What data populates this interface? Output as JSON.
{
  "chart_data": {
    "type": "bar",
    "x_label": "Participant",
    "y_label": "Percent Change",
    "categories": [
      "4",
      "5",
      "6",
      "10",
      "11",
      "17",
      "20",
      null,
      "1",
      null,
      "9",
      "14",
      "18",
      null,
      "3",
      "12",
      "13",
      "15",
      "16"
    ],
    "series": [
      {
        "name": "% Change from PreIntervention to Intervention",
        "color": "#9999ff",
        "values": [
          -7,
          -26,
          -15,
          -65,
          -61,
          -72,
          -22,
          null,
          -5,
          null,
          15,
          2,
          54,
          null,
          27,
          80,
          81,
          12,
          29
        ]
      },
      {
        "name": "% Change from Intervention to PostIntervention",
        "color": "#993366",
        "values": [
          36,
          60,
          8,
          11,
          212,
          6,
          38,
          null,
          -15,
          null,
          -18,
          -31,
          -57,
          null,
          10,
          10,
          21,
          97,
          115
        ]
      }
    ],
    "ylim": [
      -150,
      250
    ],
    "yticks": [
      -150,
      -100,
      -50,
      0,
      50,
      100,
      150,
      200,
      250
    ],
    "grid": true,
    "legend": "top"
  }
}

_GIVEN TASK_
Copy out the lines that hold "Intervention".

_RESULT BELOW_
        "name": "% Change from PreIntervention to Intervention",
        "name": "% Change from Intervention to PostIntervention",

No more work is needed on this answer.